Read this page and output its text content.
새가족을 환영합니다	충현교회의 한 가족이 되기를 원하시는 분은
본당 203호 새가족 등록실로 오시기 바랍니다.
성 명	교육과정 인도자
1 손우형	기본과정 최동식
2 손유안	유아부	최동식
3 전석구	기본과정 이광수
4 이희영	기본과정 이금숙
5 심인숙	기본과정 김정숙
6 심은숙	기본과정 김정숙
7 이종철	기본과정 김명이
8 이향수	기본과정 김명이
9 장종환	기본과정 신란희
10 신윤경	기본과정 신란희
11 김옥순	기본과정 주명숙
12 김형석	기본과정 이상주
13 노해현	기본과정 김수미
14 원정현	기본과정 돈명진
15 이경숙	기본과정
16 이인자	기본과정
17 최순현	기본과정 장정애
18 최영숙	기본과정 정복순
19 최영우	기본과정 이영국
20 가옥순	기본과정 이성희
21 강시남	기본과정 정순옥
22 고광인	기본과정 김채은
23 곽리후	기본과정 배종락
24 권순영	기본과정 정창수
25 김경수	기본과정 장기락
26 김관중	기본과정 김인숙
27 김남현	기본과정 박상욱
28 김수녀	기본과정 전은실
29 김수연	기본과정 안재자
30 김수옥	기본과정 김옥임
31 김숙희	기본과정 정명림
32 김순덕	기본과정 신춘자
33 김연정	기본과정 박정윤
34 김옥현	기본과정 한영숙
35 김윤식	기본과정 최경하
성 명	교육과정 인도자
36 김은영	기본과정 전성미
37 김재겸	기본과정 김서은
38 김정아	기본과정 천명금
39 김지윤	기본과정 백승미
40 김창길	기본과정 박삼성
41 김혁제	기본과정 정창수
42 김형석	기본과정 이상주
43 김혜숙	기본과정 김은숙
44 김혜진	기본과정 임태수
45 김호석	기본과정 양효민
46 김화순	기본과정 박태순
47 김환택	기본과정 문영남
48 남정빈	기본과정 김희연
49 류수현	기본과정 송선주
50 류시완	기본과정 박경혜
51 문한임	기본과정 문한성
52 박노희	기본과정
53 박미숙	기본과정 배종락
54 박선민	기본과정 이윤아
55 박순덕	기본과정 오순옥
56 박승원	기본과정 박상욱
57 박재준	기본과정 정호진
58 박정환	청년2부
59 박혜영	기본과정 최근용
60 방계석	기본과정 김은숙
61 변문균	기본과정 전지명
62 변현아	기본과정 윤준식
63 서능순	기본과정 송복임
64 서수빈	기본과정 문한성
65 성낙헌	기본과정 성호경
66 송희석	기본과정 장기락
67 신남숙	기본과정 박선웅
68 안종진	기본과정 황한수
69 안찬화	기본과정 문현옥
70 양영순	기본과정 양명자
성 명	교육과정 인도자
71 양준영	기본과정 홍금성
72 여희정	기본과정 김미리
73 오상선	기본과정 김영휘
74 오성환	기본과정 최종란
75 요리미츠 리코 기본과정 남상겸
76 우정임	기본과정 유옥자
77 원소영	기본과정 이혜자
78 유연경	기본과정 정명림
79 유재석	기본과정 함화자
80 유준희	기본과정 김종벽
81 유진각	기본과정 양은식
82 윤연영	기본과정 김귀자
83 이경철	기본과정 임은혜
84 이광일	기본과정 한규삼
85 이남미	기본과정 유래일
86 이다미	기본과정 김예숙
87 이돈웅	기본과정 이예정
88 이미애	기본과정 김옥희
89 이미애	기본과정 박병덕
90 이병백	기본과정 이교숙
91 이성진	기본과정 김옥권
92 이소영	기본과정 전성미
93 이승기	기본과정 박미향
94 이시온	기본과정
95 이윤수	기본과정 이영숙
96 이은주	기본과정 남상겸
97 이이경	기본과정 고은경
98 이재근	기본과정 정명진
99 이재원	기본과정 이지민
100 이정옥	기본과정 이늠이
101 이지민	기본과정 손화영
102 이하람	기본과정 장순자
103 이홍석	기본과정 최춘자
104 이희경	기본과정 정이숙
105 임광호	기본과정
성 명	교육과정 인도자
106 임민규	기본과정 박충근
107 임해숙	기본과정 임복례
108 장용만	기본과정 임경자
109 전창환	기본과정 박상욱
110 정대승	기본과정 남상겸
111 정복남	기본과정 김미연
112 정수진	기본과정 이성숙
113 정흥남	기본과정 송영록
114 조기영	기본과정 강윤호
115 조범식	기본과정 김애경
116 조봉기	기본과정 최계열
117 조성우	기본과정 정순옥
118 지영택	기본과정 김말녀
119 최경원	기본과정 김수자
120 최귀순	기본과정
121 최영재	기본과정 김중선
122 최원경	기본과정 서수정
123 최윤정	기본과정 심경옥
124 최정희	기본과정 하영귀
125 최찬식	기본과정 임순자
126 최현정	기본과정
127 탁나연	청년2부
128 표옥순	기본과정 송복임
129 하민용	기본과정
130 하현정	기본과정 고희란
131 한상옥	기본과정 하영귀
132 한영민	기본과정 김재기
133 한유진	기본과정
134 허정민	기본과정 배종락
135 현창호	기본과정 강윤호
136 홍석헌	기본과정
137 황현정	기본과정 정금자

• • •

## Work to be completed
Output the listing above word for word.

## Exercise output
Read this page and output its text content.
새가족을 환영합니다	충현교회의 한 가족이 되기를 원하시는 분은
본당 203호 새가족 등록실로 오시기 바랍니다.
성 명	교육과정 인도자
1 손우형	기본과정 최동식
2 손유안	유아부	최동식
3 전석구	기본과정 이광수
4 이희영	기본과정 이금숙
5 심인숙	기본과정 김정숙
6 심은숙	기본과정 김정숙
7 이종철	기본과정 김명이
8 이향수	기본과정 김명이
9 장종환	기본과정 신란희
10 신윤경	기본과정 신란희
11 김옥순	기본과정 주명숙
12 김형석	기본과정 이상주
13 노해현	기본과정 김수미
14 원정현	기본과정 돈명진
15 이경숙	기본과정
16 이인자	기본과정
17 최순현	기본과정 장정애
18 최영숙	기본과정 정복순
19 최영우	기본과정 이영국
20 가옥순	기본과정 이성희
21 강시남	기본과정 정순옥
22 고광인	기본과정 김채은
23 곽리후	기본과정 배종락
24 권순영	기본과정 정창수
25 김경수	기본과정 장기락
26 김관중	기본과정 김인숙
27 김남현	기본과정 박상욱
28 김수녀	기본과정 전은실
29 김수연	기본과정 안재자
30 김수옥	기본과정 김옥임
31 김숙희	기본과정 정명림
32 김순덕	기본과정 신춘자
33 김연정	기본과정 박정윤
34 김옥현	기본과정 한영숙
35 김윤식	기본과정 최경하
성 명	교육과정 인도자
36 김은영	기본과정 전성미
37 김재겸	기본과정 김서은
38 김정아	기본과정 천명금
39 김지윤	기본과정 백승미
40 김창길	기본과정 박삼성
41 김혁제	기본과정 정창수
42 김형석	기본과정 이상주
43 김혜숙	기본과정 김은숙
44 김혜진	기본과정 임태수
45 김호석	기본과정 양효민
46 김화순	기본과정 박태순
47 김환택	기본과정 문영남
48 남정빈	기본과정 김희연
49 류수현	기본과정 송선주
50 류시완	기본과정 박경혜
51 문한임	기본과정 문한성
52 박노희	기본과정
53 박미숙	기본과정 배종락
54 박선민	기본과정 이윤아
55 박순덕	기본과정 오순옥
56 박승원	기본과정 박상욱
57 박재준	기본과정 정호진
58 박정환	청년2부
59 박혜영	기본과정 최근용
60 방계석	기본과정 김은숙
61 변문균	기본과정 전지명
62 변현아	기본과정 윤준식
63 서능순	기본과정 송복임
64 서수빈	기본과정 문한성
65 성낙헌	기본과정 성호경
66 송희석	기본과정 장기락
67 신남숙	기본과정 박선웅
68 안종진	기본과정 황한수
69 안찬화	기본과정 문현옥
70 양영순	기본과정 양명자
성 명	교육과정 인도자
71 양준영	기본과정 홍금성
72 여희정	기본과정 김미리
73 오상선	기본과정 김영휘
74 오성환	기본과정 최종란
75 요리미츠 리코 기본과정 남상겸
76 우정임	기본과정 유옥자
77 원소영	기본과정 이혜자
78 유연경	기본과정 정명림
79 유재석	기본과정 함화자
80 유준희	기본과정 김종벽
81 유진각	기본과정 양은식
82 윤연영	기본과정 김귀자
83 이경철	기본과정 임은혜
84 이광일	기본과정 한규삼
85 이남미	기본과정 유래일
86 이다미	기본과정 김예숙
87 이돈웅	기본과정 이예정
88 이미애	기본과정 김옥희
89 이미애	기본과정 박병덕
90 이병백	기본과정 이교숙
91 이성진	기본과정 김옥권
92 이소영	기본과정 전성미
93 이승기	기본과정 박미향
94 이시온	기본과정
95 이윤수	기본과정 이영숙
96 이은주	기본과정 남상겸
97 이이경	기본과정 고은경
98 이재근	기본과정 정명진
99 이재원	기본과정 이지민
100 이정옥	기본과정 이늠이
101 이지민	기본과정 손화영
102 이하람	기본과정 장순자
103 이홍석	기본과정 최춘자
104 이희경	기본과정 정이숙
105 임광호	기본과정
성 명	교육과정 인도자
106 임민규	기본과정 박충근
107 임해숙	기본과정 임복례
108 장용만	기본과정 임경자
109 전창환	기본과정 박상욱
110 정대승	기본과정 남상겸
111 정복남	기본과정 김미연
112 정수진	기본과정 이성숙
113 정흥남	기본과정 송영록
114 조기영	기본과정 강윤호
115 조범식	기본과정 김애경
116 조봉기	기본과정 최계열
117 조성우	기본과정 정순옥
118 지영택	기본과정 김말녀
119 최경원	기본과정 김수자
120 최귀순	기본과정
121 최영재	기본과정 김중선
122 최원경	기본과정 서수정
123 최윤정	기본과정 심경옥
124 최정희	기본과정 하영귀
125 최찬식	기본과정 임순자
126 최현정	기본과정
127 탁나연	청년2부
128 표옥순	기본과정 송복임
129 하민용	기본과정
130 하현정	기본과정 고희란
131 한상옥	기본과정 하영귀
132 한영민	기본과정 김재기
133 한유진	기본과정
134 허정민	기본과정 배종락
135 현창호	기본과정 강윤호
136 홍석헌	기본과정
137 황현정	기본과정 정금자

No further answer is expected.